Work to be completed
Every line below that contains "DIETOTERAPIA" is to be copied.

** START OF Given records **

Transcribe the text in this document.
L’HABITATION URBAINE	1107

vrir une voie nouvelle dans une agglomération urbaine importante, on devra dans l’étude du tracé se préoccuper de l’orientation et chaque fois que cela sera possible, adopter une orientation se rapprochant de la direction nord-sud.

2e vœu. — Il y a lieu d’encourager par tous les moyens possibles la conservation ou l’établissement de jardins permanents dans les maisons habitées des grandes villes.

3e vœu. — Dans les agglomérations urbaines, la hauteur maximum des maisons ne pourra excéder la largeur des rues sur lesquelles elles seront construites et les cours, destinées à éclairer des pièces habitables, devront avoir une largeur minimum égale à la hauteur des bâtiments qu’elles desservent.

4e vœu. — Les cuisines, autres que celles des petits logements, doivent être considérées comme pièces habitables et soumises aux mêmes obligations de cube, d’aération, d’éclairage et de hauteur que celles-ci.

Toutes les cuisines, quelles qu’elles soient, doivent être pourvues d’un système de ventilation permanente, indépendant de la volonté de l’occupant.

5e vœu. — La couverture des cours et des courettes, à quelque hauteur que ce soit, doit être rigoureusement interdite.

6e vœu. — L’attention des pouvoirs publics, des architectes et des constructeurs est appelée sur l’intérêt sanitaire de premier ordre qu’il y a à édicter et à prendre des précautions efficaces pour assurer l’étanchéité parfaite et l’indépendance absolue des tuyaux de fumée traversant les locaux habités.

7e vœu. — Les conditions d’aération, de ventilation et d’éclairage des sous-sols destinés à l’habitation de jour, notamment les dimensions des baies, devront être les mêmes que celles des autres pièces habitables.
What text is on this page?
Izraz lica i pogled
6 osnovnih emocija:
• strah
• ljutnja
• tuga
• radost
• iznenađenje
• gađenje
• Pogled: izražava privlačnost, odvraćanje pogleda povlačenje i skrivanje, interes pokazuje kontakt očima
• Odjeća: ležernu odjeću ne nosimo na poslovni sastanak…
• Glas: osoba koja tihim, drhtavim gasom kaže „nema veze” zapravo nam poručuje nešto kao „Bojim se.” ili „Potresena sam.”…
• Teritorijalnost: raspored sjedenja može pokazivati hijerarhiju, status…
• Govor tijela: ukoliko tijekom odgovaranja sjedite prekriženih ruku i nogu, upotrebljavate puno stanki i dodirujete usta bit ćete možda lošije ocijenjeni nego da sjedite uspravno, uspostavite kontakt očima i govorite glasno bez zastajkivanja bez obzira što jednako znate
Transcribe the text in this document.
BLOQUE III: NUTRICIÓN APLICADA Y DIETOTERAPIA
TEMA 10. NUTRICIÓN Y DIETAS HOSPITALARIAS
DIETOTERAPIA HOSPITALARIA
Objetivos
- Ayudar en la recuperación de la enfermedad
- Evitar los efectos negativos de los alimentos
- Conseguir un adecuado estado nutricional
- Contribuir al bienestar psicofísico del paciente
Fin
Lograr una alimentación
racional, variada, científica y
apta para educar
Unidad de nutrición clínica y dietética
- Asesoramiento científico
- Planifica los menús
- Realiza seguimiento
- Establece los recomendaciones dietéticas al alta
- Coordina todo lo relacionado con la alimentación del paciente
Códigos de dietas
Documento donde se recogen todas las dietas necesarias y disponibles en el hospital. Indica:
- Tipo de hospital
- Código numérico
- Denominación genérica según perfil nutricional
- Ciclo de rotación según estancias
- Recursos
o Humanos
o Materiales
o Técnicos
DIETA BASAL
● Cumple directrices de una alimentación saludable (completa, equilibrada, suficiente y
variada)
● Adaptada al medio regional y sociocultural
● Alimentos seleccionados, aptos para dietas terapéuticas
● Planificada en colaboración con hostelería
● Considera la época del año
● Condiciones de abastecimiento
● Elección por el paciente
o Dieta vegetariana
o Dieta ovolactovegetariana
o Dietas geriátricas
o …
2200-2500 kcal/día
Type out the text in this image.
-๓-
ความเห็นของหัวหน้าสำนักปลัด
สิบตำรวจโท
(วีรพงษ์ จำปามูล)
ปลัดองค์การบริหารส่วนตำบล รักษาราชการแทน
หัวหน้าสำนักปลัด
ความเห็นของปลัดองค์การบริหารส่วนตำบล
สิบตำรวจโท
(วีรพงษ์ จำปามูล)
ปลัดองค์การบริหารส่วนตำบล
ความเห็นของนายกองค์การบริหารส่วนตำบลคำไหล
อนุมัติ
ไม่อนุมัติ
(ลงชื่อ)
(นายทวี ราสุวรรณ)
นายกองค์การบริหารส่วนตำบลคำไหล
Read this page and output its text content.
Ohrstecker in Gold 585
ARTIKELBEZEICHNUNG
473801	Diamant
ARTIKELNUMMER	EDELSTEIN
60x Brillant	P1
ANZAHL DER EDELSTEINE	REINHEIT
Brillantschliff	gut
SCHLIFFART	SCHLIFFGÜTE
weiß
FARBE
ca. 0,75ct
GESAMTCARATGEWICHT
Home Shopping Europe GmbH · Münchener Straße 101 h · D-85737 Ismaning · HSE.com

** END OF Given records **

Solution
BLOQUE III: NUTRICIÓN APLICADA Y DIETOTERAPIA
DIETOTERAPIA HOSPITALARIA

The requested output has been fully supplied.